## EXERCISE
Copy the rows below again line for line, changing nothing.

Element box annotations
§ §

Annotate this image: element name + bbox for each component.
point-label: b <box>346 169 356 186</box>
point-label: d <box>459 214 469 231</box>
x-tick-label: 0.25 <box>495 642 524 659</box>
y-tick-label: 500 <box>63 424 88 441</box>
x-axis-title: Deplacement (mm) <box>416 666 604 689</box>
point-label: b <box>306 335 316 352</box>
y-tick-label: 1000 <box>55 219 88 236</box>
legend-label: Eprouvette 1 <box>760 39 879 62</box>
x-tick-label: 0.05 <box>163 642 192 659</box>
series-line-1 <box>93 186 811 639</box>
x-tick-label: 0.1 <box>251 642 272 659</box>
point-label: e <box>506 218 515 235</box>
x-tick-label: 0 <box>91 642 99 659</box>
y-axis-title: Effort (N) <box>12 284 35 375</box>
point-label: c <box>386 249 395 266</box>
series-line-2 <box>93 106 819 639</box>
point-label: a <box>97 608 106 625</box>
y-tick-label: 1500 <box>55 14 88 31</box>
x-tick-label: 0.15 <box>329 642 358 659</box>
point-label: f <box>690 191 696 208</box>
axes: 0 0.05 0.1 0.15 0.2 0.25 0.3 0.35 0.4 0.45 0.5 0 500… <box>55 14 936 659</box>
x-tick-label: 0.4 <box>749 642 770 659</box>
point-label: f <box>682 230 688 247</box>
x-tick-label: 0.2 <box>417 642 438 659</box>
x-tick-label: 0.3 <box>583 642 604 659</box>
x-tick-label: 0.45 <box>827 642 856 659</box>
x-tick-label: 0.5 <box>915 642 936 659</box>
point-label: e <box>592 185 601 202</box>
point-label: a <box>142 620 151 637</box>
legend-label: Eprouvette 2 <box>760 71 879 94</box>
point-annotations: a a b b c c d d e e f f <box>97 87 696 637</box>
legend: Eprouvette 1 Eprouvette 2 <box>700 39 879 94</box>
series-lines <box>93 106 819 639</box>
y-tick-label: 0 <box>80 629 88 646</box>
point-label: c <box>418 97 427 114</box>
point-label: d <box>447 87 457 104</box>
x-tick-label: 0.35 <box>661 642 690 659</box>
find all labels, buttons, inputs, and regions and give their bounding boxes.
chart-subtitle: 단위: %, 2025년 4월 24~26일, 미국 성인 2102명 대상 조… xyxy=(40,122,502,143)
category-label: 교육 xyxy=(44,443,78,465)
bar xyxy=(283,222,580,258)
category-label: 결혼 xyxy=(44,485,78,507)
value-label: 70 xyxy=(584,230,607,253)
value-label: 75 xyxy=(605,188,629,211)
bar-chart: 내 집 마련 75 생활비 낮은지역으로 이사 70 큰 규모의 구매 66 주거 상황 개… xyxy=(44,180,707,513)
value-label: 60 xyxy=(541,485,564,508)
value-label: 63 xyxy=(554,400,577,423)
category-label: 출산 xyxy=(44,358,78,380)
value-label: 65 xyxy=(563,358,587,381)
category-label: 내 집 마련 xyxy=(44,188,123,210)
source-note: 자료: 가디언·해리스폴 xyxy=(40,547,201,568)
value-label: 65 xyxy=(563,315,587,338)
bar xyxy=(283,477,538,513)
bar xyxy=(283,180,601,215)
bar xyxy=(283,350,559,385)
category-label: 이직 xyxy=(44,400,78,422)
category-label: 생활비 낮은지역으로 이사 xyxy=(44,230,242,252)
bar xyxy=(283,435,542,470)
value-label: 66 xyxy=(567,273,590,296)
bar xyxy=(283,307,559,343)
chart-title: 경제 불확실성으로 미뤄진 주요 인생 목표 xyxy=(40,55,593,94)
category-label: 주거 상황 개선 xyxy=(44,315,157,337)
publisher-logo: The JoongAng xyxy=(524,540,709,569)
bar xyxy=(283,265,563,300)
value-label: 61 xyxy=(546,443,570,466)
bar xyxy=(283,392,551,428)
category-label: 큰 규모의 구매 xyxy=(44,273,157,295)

§ §

## SOLUTION
Annotate this image: element name + bbox for each component.
point-label: b <box>346 169 356 186</box>
point-label: d <box>459 214 469 231</box>
x-tick-label: 0.25 <box>495 642 524 659</box>
y-tick-label: 500 <box>63 424 88 441</box>
x-axis-title: Deplacement (mm) <box>416 666 604 689</box>
point-label: b <box>306 335 316 352</box>
y-tick-label: 1000 <box>55 219 88 236</box>
legend-label: Eprouvette 1 <box>760 39 879 62</box>
x-tick-label: 0.05 <box>163 642 192 659</box>
series-line-1 <box>93 186 811 639</box>
x-tick-label: 0.1 <box>251 642 272 659</box>
point-label: e <box>506 218 515 235</box>
x-tick-label: 0 <box>91 642 99 659</box>
y-axis-title: Effort (N) <box>12 284 35 375</box>
point-label: c <box>386 249 395 266</box>
series-line-2 <box>93 106 819 639</box>
point-label: a <box>97 608 106 625</box>
y-tick-label: 1500 <box>55 14 88 31</box>
x-tick-label: 0.15 <box>329 642 358 659</box>
point-label: f <box>690 191 696 208</box>
axes: 0 0.05 0.1 0.15 0.2 0.25 0.3 0.35 0.4 0.45 0.5 0 500… <box>55 14 936 659</box>
x-tick-label: 0.4 <box>749 642 770 659</box>
point-label: f <box>682 230 688 247</box>
x-tick-label: 0.2 <box>417 642 438 659</box>
x-tick-label: 0.3 <box>583 642 604 659</box>
x-tick-label: 0.45 <box>827 642 856 659</box>
x-tick-label: 0.5 <box>915 642 936 659</box>
point-label: e <box>592 185 601 202</box>
point-label: a <box>142 620 151 637</box>
legend-label: Eprouvette 2 <box>760 71 879 94</box>
point-annotations: a a b b c c d d e e f f <box>97 87 696 637</box>
legend: Eprouvette 1 Eprouvette 2 <box>700 39 879 94</box>
series-lines <box>93 106 819 639</box>
y-tick-label: 0 <box>80 629 88 646</box>
point-label: c <box>418 97 427 114</box>
point-label: d <box>447 87 457 104</box>
x-tick-label: 0.35 <box>661 642 690 659</box>
find all labels, buttons, inputs, and regions and give their bounding boxes.
chart-subtitle: 단위: %, 2025년 4월 24~26일, 미국 성인 2102명 대상 조… xyxy=(40,122,502,143)
category-label: 교육 xyxy=(44,443,78,465)
bar xyxy=(283,222,580,258)
category-label: 결혼 xyxy=(44,485,78,507)
value-label: 70 xyxy=(584,230,607,253)
value-label: 75 xyxy=(605,188,629,211)
bar-chart: 내 집 마련 75 생활비 낮은지역으로 이사 70 큰 규모의 구매 66 주거 상황 개… xyxy=(44,180,707,513)
value-label: 60 xyxy=(541,485,564,508)
value-label: 63 xyxy=(554,400,577,423)
category-label: 출산 xyxy=(44,358,78,380)
value-label: 65 xyxy=(563,358,587,381)
category-label: 내 집 마련 xyxy=(44,188,123,210)
source-note: 자료: 가디언·해리스폴 xyxy=(40,547,201,568)
value-label: 65 xyxy=(563,315,587,338)
bar xyxy=(283,477,538,513)
bar xyxy=(283,180,601,215)
bar xyxy=(283,350,559,385)
category-label: 이직 xyxy=(44,400,78,422)
category-label: 생활비 낮은지역으로 이사 xyxy=(44,230,242,252)
bar xyxy=(283,435,542,470)
value-label: 66 xyxy=(567,273,590,296)
bar xyxy=(283,307,559,343)
chart-title: 경제 불확실성으로 미뤄진 주요 인생 목표 xyxy=(40,55,593,94)
category-label: 주거 상황 개선 xyxy=(44,315,157,337)
publisher-logo: The JoongAng xyxy=(524,540,709,569)
bar xyxy=(283,265,563,300)
value-label: 61 xyxy=(546,443,570,466)
bar xyxy=(283,392,551,428)
category-label: 큰 규모의 구매 xyxy=(44,273,157,295)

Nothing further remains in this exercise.